(Entries taken from a collection)
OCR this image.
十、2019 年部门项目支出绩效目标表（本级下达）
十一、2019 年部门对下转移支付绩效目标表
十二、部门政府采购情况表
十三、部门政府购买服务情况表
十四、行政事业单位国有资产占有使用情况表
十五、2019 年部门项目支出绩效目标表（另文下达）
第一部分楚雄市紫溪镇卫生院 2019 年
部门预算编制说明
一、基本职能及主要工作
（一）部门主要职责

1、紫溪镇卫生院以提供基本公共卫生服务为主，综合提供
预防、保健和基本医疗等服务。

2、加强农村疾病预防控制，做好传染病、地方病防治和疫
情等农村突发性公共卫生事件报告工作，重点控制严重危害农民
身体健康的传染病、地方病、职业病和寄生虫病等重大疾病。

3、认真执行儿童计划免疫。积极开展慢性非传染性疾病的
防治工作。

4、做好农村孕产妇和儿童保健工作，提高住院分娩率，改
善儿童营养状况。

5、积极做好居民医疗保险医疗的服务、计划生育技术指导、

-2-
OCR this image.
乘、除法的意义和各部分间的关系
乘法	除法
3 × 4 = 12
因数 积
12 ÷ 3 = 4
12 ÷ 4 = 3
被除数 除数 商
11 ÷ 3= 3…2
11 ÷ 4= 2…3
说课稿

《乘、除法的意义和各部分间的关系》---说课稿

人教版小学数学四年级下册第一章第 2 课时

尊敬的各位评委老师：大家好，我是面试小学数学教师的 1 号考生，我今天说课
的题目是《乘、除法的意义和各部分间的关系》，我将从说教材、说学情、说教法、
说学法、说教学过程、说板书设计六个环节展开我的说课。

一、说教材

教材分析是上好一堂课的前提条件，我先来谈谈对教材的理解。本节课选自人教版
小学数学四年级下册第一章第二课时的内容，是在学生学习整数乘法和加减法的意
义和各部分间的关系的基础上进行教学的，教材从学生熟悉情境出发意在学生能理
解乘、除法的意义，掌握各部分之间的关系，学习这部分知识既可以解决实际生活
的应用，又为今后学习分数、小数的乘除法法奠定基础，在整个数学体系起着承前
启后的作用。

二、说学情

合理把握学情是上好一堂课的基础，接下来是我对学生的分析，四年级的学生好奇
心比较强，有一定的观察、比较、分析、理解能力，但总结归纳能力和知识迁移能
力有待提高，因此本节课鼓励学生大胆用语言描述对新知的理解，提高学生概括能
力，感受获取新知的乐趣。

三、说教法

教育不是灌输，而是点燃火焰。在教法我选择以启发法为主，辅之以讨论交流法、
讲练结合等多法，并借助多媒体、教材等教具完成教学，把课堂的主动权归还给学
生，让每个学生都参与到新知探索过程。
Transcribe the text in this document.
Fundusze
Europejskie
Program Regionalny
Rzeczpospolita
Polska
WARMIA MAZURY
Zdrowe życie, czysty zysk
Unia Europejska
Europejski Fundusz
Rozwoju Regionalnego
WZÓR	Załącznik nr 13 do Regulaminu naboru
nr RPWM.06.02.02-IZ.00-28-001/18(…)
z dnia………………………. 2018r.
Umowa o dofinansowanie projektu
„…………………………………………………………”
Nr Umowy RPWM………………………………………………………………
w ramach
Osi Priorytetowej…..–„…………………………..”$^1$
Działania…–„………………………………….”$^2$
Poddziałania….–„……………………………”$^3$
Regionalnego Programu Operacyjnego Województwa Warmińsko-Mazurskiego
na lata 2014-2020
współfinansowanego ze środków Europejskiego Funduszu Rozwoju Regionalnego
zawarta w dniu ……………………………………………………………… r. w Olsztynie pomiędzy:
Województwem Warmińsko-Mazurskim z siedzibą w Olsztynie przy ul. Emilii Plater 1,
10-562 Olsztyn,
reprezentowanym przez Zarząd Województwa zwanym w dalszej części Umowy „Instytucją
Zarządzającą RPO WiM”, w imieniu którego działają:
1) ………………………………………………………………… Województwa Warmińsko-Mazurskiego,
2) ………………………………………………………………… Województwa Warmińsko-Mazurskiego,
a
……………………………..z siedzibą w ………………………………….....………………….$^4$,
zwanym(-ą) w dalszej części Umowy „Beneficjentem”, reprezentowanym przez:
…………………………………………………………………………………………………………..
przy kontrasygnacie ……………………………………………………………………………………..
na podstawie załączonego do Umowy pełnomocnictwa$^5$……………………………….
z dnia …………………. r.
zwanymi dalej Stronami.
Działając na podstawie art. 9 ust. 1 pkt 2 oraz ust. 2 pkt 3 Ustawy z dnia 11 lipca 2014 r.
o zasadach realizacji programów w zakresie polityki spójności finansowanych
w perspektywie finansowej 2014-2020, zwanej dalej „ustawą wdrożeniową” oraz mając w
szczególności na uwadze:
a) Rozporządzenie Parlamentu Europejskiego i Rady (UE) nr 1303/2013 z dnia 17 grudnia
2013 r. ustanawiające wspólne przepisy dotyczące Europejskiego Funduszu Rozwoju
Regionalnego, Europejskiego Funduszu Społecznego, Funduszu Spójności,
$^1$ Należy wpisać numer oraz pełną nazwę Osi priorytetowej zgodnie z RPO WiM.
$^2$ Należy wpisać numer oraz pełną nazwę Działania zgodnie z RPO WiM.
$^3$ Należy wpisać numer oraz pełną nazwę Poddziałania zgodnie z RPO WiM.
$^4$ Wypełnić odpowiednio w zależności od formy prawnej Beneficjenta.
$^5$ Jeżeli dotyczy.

Written problem:
Check each line of the records above for "Funduszu", and copy those that have it.

Result below:
współfinansowanego ze środków Europejskiego Funduszu Rozwoju Regionalnego
2013 r. ustanawiające wspólne przepisy dotyczące Europejskiego Funduszu Rozwoju
Regionalnego, Europejskiego Funduszu Społecznego, Funduszu Spójności,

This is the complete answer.